◆ WHAT NEEDS TO BE DONE:
Write the data out again in full, with no departure from the original.

- - -

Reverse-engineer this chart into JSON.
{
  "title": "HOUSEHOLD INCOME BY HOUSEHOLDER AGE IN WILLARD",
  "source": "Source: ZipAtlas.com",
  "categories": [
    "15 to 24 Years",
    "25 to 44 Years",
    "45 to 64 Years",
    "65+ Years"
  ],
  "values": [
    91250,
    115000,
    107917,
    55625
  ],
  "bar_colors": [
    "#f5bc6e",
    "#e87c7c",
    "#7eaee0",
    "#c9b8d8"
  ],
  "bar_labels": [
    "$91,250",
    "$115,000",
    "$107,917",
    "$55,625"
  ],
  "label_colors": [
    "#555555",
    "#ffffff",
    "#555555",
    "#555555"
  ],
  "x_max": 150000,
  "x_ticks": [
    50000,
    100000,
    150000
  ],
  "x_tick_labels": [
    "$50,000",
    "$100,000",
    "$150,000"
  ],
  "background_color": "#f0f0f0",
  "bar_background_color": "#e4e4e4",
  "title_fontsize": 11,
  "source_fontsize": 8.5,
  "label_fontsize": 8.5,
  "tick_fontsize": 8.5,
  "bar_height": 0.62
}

- - -

◆ OUTPUT BELOW:
Reverse-engineer this chart into JSON.
{
  "title": "HOUSEHOLD INCOME BY HOUSEHOLDER AGE IN WILLARD",
  "source": "Source: ZipAtlas.com",
  "categories": [
    "15 to 24 Years",
    "25 to 44 Years",
    "45 to 64 Years",
    "65+ Years"
  ],
  "values": [
    91250,
    115000,
    107917,
    55625
  ],
  "bar_colors": [
    "#f5bc6e",
    "#e87c7c",
    "#7eaee0",
    "#c9b8d8"
  ],
  "bar_labels": [
    "$91,250",
    "$115,000",
    "$107,917",
    "$55,625"
  ],
  "label_colors": [
    "#555555",
    "#ffffff",
    "#555555",
    "#555555"
  ],
  "x_max": 150000,
  "x_ticks": [
    50000,
    100000,
    150000
  ],
  "x_tick_labels": [
    "$50,000",
    "$100,000",
    "$150,000"
  ],
  "background_color": "#f0f0f0",
  "bar_background_color": "#e4e4e4",
  "title_fontsize": 11,
  "source_fontsize": 8.5,
  "label_fontsize": 8.5,
  "tick_fontsize": 8.5,
  "bar_height": 0.62
}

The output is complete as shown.